#### Aim:
Each line of the material must be returned exactly.

▬▬▬

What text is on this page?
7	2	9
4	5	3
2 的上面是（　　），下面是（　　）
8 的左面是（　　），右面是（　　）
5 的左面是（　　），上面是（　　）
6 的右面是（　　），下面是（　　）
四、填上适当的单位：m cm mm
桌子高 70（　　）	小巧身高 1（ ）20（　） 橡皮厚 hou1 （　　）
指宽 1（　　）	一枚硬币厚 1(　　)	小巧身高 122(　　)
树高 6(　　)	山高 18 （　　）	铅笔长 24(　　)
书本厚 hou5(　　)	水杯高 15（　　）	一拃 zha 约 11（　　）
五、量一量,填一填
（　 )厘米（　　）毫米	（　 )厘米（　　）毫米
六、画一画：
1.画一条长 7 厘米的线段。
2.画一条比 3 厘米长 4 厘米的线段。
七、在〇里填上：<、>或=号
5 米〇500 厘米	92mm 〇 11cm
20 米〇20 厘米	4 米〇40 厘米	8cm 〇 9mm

▬▬▬

#### The reply:
What text is on this page?
7	2	9
4	5	3
2 的上面是（　　），下面是（　　）
8 的左面是（　　），右面是（　　）
5 的左面是（　　），上面是（　　）
6 的右面是（　　），下面是（　　）
四、填上适当的单位：m cm mm
桌子高 70（　　）	小巧身高 1（ ）20（　） 橡皮厚 hou1 （　　）
指宽 1（　　）	一枚硬币厚 1(　　)	小巧身高 122(　　)
树高 6(　　)	山高 18 （　　）	铅笔长 24(　　)
书本厚 hou5(　　)	水杯高 15（　　）	一拃 zha 约 11（　　）
五、量一量,填一填
（　 )厘米（　　）毫米	（　 )厘米（　　）毫米
六、画一画：
1.画一条长 7 厘米的线段。
2.画一条比 3 厘米长 4 厘米的线段。
七、在〇里填上：<、>或=号
5 米〇500 厘米	92mm 〇 11cm
20 米〇20 厘米	4 米〇40 厘米	8cm 〇 9mm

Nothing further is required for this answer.